**WHAT YOU ARE ASKED TO DO**
Every line below that mentions the word "sediment" should be copied out.

## Begin

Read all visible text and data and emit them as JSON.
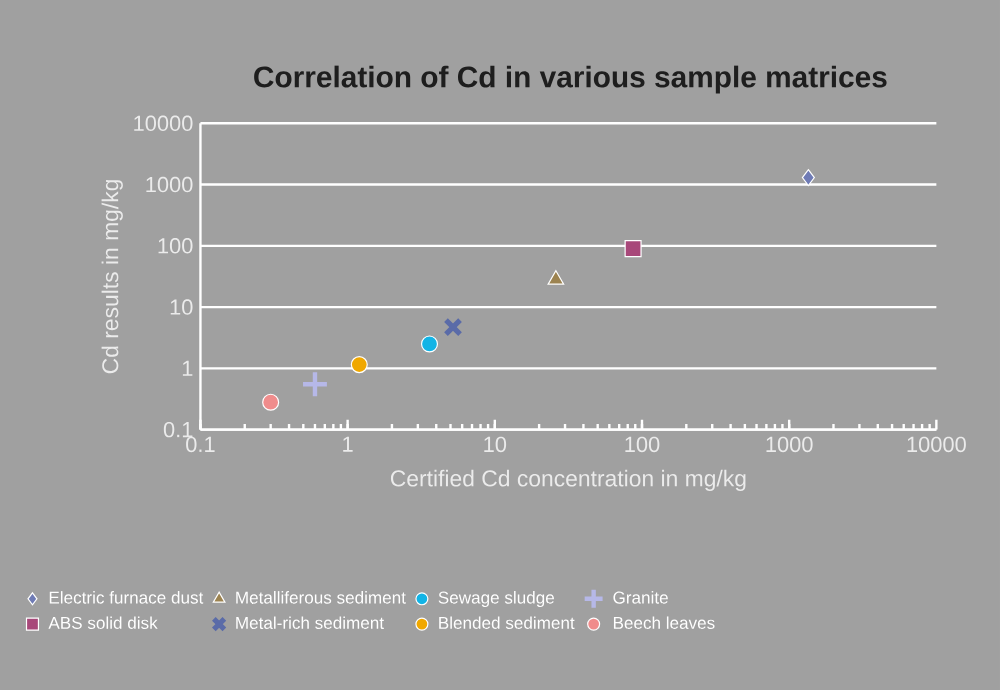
{
  "chart_data": {
    "type": "scatter",
    "title": "Correlation of Cd in various sample matrices",
    "xlabel": "Certified Cd concentration in mg/kg",
    "ylabel": "Cd results in mg/kg",
    "log": "xy",
    "xlim": [
      0.1,
      10000
    ],
    "ylim": [
      0.1,
      10000
    ],
    "xticks": [
      0.1,
      1,
      10,
      100,
      1000,
      10000
    ],
    "yticks": [
      0.1,
      1,
      10,
      100,
      1000,
      10000
    ],
    "grid": "y",
    "legend": "bottom",
    "series": [
      {
        "name": "Electric furnace dust",
        "color": "#6f7bb5",
        "marker": "diamond",
        "x": [
          1350
        ],
        "values": [
          1300
        ]
      },
      {
        "name": "Metalliferous sediment",
        "color": "#9c8350",
        "marker": "triangle",
        "x": [
          26
        ],
        "values": [
          28
        ]
      },
      {
        "name": "Sewage sludge",
        "color": "#12b4e6",
        "marker": "circle",
        "x": [
          3.6
        ],
        "values": [
          2.5
        ]
      },
      {
        "name": "Granite",
        "color": "#b6b8e8",
        "marker": "plus",
        "x": [
          0.6
        ],
        "values": [
          0.55
        ]
      },
      {
        "name": "ABS solid disk",
        "color": "#a8487a",
        "marker": "square",
        "x": [
          87
        ],
        "values": [
          90
        ]
      },
      {
        "name": "Metal-rich sediment",
        "color": "#5a6ba8",
        "marker": "cross",
        "x": [
          5.2
        ],
        "values": [
          4.7
        ]
      },
      {
        "name": "Blended sediment",
        "color": "#f0a800",
        "marker": "circle",
        "x": [
          1.2
        ],
        "values": [
          1.15
        ]
      },
      {
        "name": "Beech leaves",
        "color": "#f08c8c",
        "marker": "circle",
        "x": [
          0.3
        ],
        "values": [
          0.28
        ]
      }
    ]
  }
}
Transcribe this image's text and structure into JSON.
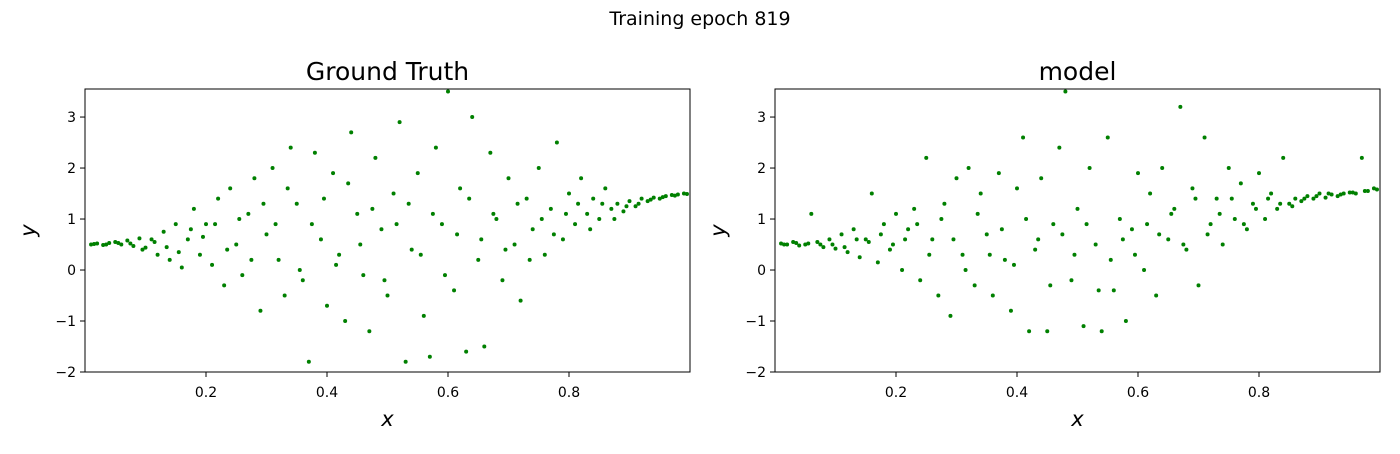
{
  "title": "Training epoch 819",
  "chart_data": [
    {
      "type": "scatter",
      "title": "Ground Truth",
      "xlabel": "x",
      "ylabel": "y",
      "color": "#008000",
      "xlim": [
        0.0,
        1.0
      ],
      "ylim": [
        -2,
        3.55
      ],
      "xticks": [
        0.2,
        0.4,
        0.6,
        0.8
      ],
      "yticks": [
        {
          "value": -2,
          "label": "−2"
        },
        {
          "value": -1,
          "label": "−1"
        },
        0,
        1,
        2,
        3
      ],
      "x": [
        0.01,
        0.02,
        0.03,
        0.04,
        0.05,
        0.06,
        0.07,
        0.08,
        0.09,
        0.1,
        0.11,
        0.12,
        0.13,
        0.14,
        0.15,
        0.16,
        0.17,
        0.18,
        0.19,
        0.2,
        0.21,
        0.22,
        0.23,
        0.24,
        0.25,
        0.26,
        0.27,
        0.28,
        0.29,
        0.3,
        0.31,
        0.32,
        0.33,
        0.34,
        0.35,
        0.36,
        0.37,
        0.38,
        0.39,
        0.4,
        0.41,
        0.42,
        0.43,
        0.44,
        0.45,
        0.46,
        0.47,
        0.48,
        0.49,
        0.5,
        0.51,
        0.52,
        0.53,
        0.54,
        0.55,
        0.56,
        0.57,
        0.58,
        0.59,
        0.6,
        0.61,
        0.62,
        0.63,
        0.64,
        0.65,
        0.66,
        0.67,
        0.68,
        0.69,
        0.7,
        0.71,
        0.72,
        0.73,
        0.74,
        0.75,
        0.76,
        0.77,
        0.78,
        0.79,
        0.8,
        0.81,
        0.82,
        0.83,
        0.84,
        0.85,
        0.86,
        0.87,
        0.88,
        0.89,
        0.9,
        0.91,
        0.92,
        0.93,
        0.94,
        0.95,
        0.96,
        0.97,
        0.98,
        0.99,
        0.015,
        0.035,
        0.055,
        0.075,
        0.095,
        0.115,
        0.135,
        0.155,
        0.175,
        0.195,
        0.215,
        0.235,
        0.255,
        0.275,
        0.295,
        0.315,
        0.335,
        0.355,
        0.375,
        0.395,
        0.415,
        0.435,
        0.455,
        0.475,
        0.495,
        0.515,
        0.535,
        0.555,
        0.575,
        0.595,
        0.615,
        0.635,
        0.655,
        0.675,
        0.695,
        0.715,
        0.735,
        0.755,
        0.775,
        0.795,
        0.815,
        0.835,
        0.855,
        0.875,
        0.895,
        0.915,
        0.935,
        0.955,
        0.975,
        0.995
      ],
      "y": [
        0.5,
        0.52,
        0.49,
        0.53,
        0.55,
        0.5,
        0.58,
        0.47,
        0.62,
        0.44,
        0.6,
        0.3,
        0.75,
        0.2,
        0.9,
        0.05,
        0.6,
        1.2,
        0.3,
        0.9,
        0.1,
        1.4,
        -0.3,
        1.6,
        0.5,
        -0.1,
        1.1,
        1.8,
        -0.8,
        0.7,
        2.0,
        0.2,
        -0.5,
        2.4,
        1.3,
        -0.2,
        -1.8,
        2.3,
        0.6,
        -0.7,
        1.9,
        0.3,
        -1.0,
        2.7,
        1.1,
        -0.1,
        -1.2,
        2.2,
        0.8,
        -0.5,
        1.5,
        2.9,
        -1.8,
        0.4,
        1.9,
        -0.9,
        -1.7,
        2.4,
        0.9,
        3.5,
        -0.4,
        1.6,
        -1.6,
        3.0,
        0.2,
        -1.5,
        2.3,
        1.0,
        -0.2,
        1.8,
        0.5,
        -0.6,
        1.4,
        0.8,
        2.0,
        0.3,
        1.2,
        2.5,
        0.6,
        1.5,
        0.9,
        1.8,
        1.1,
        1.4,
        1.0,
        1.6,
        1.2,
        1.3,
        1.15,
        1.35,
        1.25,
        1.4,
        1.35,
        1.42,
        1.4,
        1.45,
        1.47,
        1.48,
        1.5,
        0.51,
        0.5,
        0.53,
        0.52,
        0.4,
        0.55,
        0.45,
        0.35,
        0.8,
        0.65,
        0.9,
        0.4,
        1.0,
        0.2,
        1.3,
        0.9,
        1.6,
        0.0,
        0.9,
        1.4,
        0.1,
        1.7,
        0.5,
        1.2,
        -0.2,
        0.9,
        1.3,
        0.3,
        1.1,
        -0.1,
        0.7,
        1.4,
        0.6,
        1.1,
        0.4,
        1.3,
        0.2,
        1.0,
        0.7,
        1.1,
        1.3,
        0.8,
        1.3,
        1.0,
        1.25,
        1.3,
        1.38,
        1.43,
        1.46,
        1.49
      ]
    },
    {
      "type": "scatter",
      "title": "model",
      "xlabel": "x",
      "ylabel": "y",
      "color": "#008000",
      "xlim": [
        0.0,
        1.0
      ],
      "ylim": [
        -2,
        3.55
      ],
      "xticks": [
        0.2,
        0.4,
        0.6,
        0.8
      ],
      "yticks": [
        {
          "value": -2,
          "label": "−2"
        },
        {
          "value": -1,
          "label": "−1"
        },
        0,
        1,
        2,
        3
      ],
      "x": [
        0.01,
        0.02,
        0.03,
        0.04,
        0.05,
        0.06,
        0.07,
        0.08,
        0.09,
        0.1,
        0.11,
        0.12,
        0.13,
        0.14,
        0.15,
        0.16,
        0.17,
        0.18,
        0.19,
        0.2,
        0.21,
        0.22,
        0.23,
        0.24,
        0.25,
        0.26,
        0.27,
        0.28,
        0.29,
        0.3,
        0.31,
        0.32,
        0.33,
        0.34,
        0.35,
        0.36,
        0.37,
        0.38,
        0.39,
        0.4,
        0.41,
        0.42,
        0.43,
        0.44,
        0.45,
        0.46,
        0.47,
        0.48,
        0.49,
        0.5,
        0.51,
        0.52,
        0.53,
        0.54,
        0.55,
        0.56,
        0.57,
        0.58,
        0.59,
        0.6,
        0.61,
        0.62,
        0.63,
        0.64,
        0.65,
        0.66,
        0.67,
        0.68,
        0.69,
        0.7,
        0.71,
        0.72,
        0.73,
        0.74,
        0.75,
        0.76,
        0.77,
        0.78,
        0.79,
        0.8,
        0.81,
        0.82,
        0.83,
        0.84,
        0.85,
        0.86,
        0.87,
        0.88,
        0.89,
        0.9,
        0.91,
        0.92,
        0.93,
        0.94,
        0.95,
        0.96,
        0.97,
        0.98,
        0.99,
        0.015,
        0.035,
        0.055,
        0.075,
        0.095,
        0.115,
        0.135,
        0.155,
        0.175,
        0.195,
        0.215,
        0.235,
        0.255,
        0.275,
        0.295,
        0.315,
        0.335,
        0.355,
        0.375,
        0.395,
        0.415,
        0.435,
        0.455,
        0.475,
        0.495,
        0.515,
        0.535,
        0.555,
        0.575,
        0.595,
        0.615,
        0.635,
        0.655,
        0.675,
        0.695,
        0.715,
        0.735,
        0.755,
        0.775,
        0.795,
        0.815,
        0.835,
        0.855,
        0.875,
        0.895,
        0.915,
        0.935,
        0.955,
        0.975,
        0.995
      ],
      "y": [
        0.52,
        0.5,
        0.55,
        0.48,
        0.5,
        1.1,
        0.55,
        0.45,
        0.6,
        0.42,
        0.7,
        0.35,
        0.8,
        0.25,
        0.6,
        1.5,
        0.15,
        0.9,
        0.4,
        1.1,
        0.0,
        0.8,
        1.2,
        -0.2,
        2.2,
        0.6,
        -0.5,
        1.3,
        -0.9,
        1.8,
        0.3,
        2.0,
        -0.3,
        1.5,
        0.7,
        -0.5,
        1.9,
        0.2,
        -0.8,
        1.6,
        2.6,
        -1.2,
        0.4,
        1.8,
        -1.2,
        0.9,
        2.4,
        3.5,
        -0.2,
        1.2,
        -1.1,
        2.0,
        0.5,
        -1.2,
        2.6,
        -0.4,
        1.0,
        -1.0,
        0.8,
        1.9,
        0.0,
        1.5,
        -0.5,
        2.0,
        0.6,
        1.2,
        3.2,
        0.4,
        1.6,
        -0.3,
        2.6,
        0.9,
        1.4,
        0.5,
        2.0,
        1.0,
        1.7,
        0.8,
        1.3,
        1.9,
        1.0,
        1.5,
        1.2,
        2.2,
        1.3,
        1.4,
        1.35,
        1.45,
        1.4,
        1.5,
        1.42,
        1.48,
        1.45,
        1.5,
        1.52,
        1.5,
        2.2,
        1.55,
        1.6,
        0.5,
        0.53,
        0.52,
        0.5,
        0.5,
        0.45,
        0.6,
        0.55,
        0.7,
        0.5,
        0.6,
        0.9,
        0.3,
        1.0,
        0.6,
        0.0,
        1.1,
        0.3,
        0.8,
        0.1,
        1.0,
        0.6,
        -0.3,
        0.7,
        0.3,
        0.9,
        -0.4,
        0.2,
        0.6,
        0.3,
        0.9,
        0.7,
        1.1,
        0.5,
        1.4,
        0.7,
        1.1,
        1.4,
        0.9,
        1.2,
        1.4,
        1.3,
        1.25,
        1.4,
        1.45,
        1.5,
        1.48,
        1.52,
        1.55,
        1.58
      ]
    }
  ]
}
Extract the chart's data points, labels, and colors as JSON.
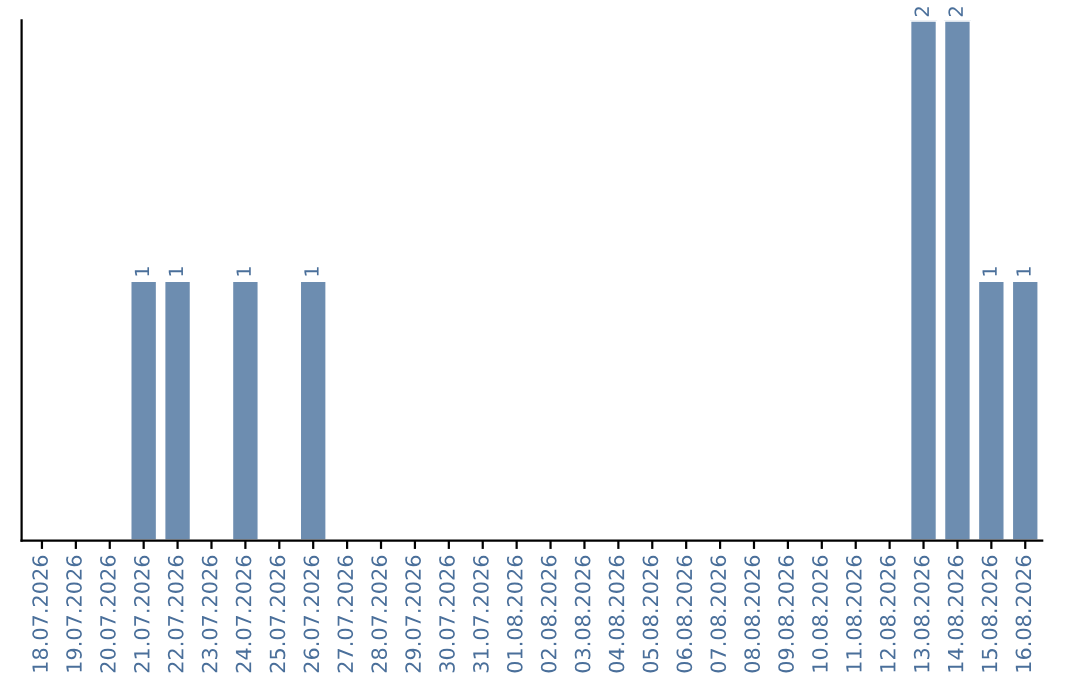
{
  "chart_data": {
    "type": "bar",
    "categories": [
      "18.07.2026",
      "19.07.2026",
      "20.07.2026",
      "21.07.2026",
      "22.07.2026",
      "23.07.2026",
      "24.07.2026",
      "25.07.2026",
      "26.07.2026",
      "27.07.2026",
      "28.07.2026",
      "29.07.2026",
      "30.07.2026",
      "31.07.2026",
      "01.08.2026",
      "02.08.2026",
      "03.08.2026",
      "04.08.2026",
      "05.08.2026",
      "06.08.2026",
      "07.08.2026",
      "08.08.2026",
      "09.08.2026",
      "10.08.2026",
      "11.08.2026",
      "12.08.2026",
      "13.08.2026",
      "14.08.2026",
      "15.08.2026",
      "16.08.2026"
    ],
    "values": [
      null,
      null,
      null,
      1,
      1,
      null,
      1,
      null,
      1,
      null,
      null,
      null,
      null,
      null,
      null,
      null,
      null,
      null,
      null,
      null,
      null,
      null,
      null,
      null,
      null,
      null,
      2,
      2,
      1,
      1
    ],
    "value_labels": [
      null,
      null,
      null,
      "1",
      "1",
      null,
      "1",
      null,
      "1",
      null,
      null,
      null,
      null,
      null,
      null,
      null,
      null,
      null,
      null,
      null,
      null,
      null,
      null,
      null,
      null,
      null,
      "2",
      "2",
      "1",
      "1"
    ],
    "color": "#6d8db0",
    "ylim": [
      0,
      2
    ],
    "tick_labels": "x",
    "grid": false,
    "legend": false
  }
}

## End

**CORRECT OUTPUT**
        "name": "Metalliferous sediment",
        "name": "Metal-rich sediment",
        "name": "Blended sediment",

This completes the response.